Stored data
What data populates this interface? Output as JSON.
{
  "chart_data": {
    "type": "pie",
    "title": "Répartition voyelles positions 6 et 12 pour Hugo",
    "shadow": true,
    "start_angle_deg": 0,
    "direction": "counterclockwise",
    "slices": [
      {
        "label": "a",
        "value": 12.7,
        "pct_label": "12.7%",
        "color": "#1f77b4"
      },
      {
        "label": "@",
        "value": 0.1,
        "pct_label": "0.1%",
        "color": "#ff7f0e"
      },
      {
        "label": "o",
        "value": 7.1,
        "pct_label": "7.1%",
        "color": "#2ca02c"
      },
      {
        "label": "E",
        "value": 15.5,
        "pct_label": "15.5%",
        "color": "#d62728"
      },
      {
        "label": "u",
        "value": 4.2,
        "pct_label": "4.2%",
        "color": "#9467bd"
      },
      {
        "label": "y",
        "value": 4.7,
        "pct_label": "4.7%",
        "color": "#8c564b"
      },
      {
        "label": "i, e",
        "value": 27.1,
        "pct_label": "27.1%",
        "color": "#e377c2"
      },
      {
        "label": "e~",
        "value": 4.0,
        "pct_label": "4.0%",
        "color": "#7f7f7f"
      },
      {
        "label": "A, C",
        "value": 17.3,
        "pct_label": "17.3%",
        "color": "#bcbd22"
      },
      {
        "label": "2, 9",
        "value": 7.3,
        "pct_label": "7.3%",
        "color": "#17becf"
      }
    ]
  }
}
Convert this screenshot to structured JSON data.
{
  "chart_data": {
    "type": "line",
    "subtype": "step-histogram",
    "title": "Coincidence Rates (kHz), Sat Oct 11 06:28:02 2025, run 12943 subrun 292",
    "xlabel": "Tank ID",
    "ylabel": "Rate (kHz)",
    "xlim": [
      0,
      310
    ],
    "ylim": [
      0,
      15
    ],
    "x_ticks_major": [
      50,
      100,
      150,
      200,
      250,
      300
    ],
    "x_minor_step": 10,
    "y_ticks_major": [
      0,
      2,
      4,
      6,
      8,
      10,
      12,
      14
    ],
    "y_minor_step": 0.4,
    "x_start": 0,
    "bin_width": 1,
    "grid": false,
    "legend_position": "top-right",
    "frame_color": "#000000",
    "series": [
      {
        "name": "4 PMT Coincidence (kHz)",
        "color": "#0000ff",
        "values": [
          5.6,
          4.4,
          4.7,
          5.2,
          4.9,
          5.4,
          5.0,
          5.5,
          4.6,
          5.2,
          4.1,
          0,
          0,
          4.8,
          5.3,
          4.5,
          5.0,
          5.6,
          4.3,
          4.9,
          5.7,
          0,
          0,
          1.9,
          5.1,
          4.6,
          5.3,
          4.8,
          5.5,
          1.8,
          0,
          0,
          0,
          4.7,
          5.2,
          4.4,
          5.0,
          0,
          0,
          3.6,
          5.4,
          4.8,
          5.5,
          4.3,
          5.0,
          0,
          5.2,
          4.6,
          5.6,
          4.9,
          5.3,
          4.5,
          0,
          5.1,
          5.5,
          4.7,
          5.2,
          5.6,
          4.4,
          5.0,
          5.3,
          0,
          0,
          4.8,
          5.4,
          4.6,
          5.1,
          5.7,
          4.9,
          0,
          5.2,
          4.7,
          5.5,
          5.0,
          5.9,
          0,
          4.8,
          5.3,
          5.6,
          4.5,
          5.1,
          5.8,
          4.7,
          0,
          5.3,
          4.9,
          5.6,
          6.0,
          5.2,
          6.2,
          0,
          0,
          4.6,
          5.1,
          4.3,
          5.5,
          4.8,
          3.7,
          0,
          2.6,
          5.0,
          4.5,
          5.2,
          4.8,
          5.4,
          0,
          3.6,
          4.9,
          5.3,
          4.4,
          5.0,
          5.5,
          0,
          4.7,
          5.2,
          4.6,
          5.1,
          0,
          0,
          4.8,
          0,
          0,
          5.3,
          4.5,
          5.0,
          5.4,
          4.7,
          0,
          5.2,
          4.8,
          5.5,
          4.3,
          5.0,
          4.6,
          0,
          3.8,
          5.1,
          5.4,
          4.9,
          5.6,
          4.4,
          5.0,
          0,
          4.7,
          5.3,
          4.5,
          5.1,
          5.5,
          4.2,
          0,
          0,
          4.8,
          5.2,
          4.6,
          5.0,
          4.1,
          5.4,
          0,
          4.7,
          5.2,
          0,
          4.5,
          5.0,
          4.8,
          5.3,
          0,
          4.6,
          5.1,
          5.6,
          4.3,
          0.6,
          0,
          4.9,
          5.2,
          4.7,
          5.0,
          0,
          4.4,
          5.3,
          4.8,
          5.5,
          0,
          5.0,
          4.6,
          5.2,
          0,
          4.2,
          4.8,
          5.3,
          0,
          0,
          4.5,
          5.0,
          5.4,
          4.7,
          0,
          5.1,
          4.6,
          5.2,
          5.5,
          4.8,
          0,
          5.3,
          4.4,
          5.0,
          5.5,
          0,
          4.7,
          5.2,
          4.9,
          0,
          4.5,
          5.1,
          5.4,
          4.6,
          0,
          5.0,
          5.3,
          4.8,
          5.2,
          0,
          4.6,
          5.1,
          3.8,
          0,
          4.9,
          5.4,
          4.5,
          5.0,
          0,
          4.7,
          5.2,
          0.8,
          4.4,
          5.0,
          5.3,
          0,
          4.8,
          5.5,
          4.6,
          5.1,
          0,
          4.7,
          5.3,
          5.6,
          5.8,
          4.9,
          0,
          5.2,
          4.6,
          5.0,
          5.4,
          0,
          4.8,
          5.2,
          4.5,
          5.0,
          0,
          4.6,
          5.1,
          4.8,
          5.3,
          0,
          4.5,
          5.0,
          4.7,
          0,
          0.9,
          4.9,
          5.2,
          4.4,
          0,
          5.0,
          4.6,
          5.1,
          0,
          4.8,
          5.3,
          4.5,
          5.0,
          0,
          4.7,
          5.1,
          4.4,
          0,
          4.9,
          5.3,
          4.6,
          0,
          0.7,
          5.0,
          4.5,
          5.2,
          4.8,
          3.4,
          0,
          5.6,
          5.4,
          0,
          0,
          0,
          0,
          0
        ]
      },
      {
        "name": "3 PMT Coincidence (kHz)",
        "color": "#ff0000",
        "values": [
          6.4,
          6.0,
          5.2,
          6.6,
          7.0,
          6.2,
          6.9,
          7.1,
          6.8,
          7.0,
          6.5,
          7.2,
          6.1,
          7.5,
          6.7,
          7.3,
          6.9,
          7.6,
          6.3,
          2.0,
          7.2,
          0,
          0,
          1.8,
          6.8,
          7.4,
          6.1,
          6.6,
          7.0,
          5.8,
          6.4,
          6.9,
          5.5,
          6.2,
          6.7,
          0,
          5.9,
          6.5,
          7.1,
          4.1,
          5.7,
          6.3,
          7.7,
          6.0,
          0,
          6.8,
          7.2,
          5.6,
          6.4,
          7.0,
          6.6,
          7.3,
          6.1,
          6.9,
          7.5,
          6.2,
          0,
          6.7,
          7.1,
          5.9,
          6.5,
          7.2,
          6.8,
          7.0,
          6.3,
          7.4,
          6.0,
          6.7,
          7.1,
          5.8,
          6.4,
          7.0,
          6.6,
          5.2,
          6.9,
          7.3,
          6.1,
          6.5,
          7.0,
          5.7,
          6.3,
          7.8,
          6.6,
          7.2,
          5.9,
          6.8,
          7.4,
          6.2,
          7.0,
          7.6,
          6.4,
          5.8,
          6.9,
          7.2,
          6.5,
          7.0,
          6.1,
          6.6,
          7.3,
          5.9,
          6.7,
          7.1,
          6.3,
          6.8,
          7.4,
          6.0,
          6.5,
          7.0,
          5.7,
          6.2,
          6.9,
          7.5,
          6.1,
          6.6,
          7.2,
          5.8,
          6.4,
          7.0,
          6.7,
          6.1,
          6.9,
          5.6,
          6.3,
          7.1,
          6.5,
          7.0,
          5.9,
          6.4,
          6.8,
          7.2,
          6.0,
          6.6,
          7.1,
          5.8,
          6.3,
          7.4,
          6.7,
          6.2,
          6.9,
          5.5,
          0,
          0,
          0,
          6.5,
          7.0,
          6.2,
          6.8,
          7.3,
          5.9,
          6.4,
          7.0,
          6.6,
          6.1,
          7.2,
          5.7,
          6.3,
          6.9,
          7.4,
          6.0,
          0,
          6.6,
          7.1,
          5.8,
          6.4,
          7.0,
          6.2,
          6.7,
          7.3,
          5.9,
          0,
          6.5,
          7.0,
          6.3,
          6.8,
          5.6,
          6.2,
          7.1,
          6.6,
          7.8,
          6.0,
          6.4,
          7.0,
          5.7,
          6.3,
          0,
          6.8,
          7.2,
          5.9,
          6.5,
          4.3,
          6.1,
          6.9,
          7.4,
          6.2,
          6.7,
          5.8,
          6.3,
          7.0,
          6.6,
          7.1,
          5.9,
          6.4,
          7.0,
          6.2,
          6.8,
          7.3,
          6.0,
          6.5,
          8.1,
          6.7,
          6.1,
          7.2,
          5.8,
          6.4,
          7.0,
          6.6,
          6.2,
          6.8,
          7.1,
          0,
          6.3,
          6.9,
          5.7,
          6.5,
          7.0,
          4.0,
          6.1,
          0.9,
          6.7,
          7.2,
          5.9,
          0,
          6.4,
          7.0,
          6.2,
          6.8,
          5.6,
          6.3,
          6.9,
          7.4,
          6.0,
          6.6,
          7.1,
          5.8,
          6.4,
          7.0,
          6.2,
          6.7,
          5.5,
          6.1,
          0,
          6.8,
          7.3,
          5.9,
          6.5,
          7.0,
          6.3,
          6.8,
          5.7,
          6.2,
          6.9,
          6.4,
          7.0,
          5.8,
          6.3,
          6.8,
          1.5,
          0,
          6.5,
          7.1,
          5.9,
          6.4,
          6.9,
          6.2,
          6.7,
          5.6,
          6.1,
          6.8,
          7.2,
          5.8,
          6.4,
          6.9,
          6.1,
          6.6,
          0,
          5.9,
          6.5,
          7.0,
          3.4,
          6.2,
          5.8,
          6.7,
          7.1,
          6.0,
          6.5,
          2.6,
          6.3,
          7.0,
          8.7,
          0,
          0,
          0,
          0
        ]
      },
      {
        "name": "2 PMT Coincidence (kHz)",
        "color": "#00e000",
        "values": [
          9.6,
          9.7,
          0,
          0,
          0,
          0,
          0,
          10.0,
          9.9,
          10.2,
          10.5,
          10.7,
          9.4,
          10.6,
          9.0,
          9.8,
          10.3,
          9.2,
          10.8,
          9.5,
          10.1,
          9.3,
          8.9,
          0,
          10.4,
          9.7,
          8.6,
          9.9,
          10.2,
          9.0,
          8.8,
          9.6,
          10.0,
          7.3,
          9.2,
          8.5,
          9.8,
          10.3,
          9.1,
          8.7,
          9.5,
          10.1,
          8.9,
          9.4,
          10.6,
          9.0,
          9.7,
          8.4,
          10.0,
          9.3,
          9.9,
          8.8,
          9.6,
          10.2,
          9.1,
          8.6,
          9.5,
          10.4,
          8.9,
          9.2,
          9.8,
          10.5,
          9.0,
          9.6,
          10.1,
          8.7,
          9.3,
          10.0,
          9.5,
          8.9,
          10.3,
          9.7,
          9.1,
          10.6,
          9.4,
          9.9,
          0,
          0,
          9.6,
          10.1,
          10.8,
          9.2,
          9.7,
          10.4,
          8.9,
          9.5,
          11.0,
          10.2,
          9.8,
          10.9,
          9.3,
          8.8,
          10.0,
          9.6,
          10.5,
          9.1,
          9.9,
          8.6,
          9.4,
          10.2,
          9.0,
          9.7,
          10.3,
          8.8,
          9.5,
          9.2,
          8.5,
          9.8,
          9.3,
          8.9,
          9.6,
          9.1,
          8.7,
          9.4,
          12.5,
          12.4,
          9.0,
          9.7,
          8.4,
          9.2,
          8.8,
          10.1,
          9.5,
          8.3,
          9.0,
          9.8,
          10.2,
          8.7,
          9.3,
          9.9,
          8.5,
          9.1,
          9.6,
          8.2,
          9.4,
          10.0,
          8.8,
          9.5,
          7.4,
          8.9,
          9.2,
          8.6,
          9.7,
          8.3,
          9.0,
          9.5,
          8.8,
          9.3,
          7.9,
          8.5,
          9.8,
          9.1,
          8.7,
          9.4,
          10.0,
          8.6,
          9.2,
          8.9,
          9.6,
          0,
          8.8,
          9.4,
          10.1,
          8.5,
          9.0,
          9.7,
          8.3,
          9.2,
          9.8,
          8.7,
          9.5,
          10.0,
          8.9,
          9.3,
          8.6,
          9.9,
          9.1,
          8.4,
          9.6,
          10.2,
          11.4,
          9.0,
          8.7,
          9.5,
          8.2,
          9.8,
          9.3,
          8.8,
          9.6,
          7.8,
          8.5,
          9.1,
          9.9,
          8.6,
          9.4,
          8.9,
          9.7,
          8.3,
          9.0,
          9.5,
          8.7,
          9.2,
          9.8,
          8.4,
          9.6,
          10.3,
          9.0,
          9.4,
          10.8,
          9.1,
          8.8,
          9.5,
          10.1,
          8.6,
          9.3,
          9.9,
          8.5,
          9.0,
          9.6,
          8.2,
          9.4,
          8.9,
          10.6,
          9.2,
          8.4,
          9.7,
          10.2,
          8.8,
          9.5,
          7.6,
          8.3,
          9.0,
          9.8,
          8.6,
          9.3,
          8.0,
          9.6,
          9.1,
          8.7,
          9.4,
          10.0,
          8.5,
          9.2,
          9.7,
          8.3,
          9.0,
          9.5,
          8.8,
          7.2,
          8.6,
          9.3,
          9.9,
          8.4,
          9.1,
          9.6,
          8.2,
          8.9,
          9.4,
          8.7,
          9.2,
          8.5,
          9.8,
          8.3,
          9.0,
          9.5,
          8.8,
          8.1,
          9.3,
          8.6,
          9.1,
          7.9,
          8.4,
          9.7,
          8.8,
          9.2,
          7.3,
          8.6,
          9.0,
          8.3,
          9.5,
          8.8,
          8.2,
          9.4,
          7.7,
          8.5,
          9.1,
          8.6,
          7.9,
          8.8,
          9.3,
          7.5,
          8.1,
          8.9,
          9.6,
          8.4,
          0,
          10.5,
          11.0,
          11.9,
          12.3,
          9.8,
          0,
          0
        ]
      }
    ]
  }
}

Task: How many lines in the records above hold the word "this"? Give only the number.

Output of the exercise: 2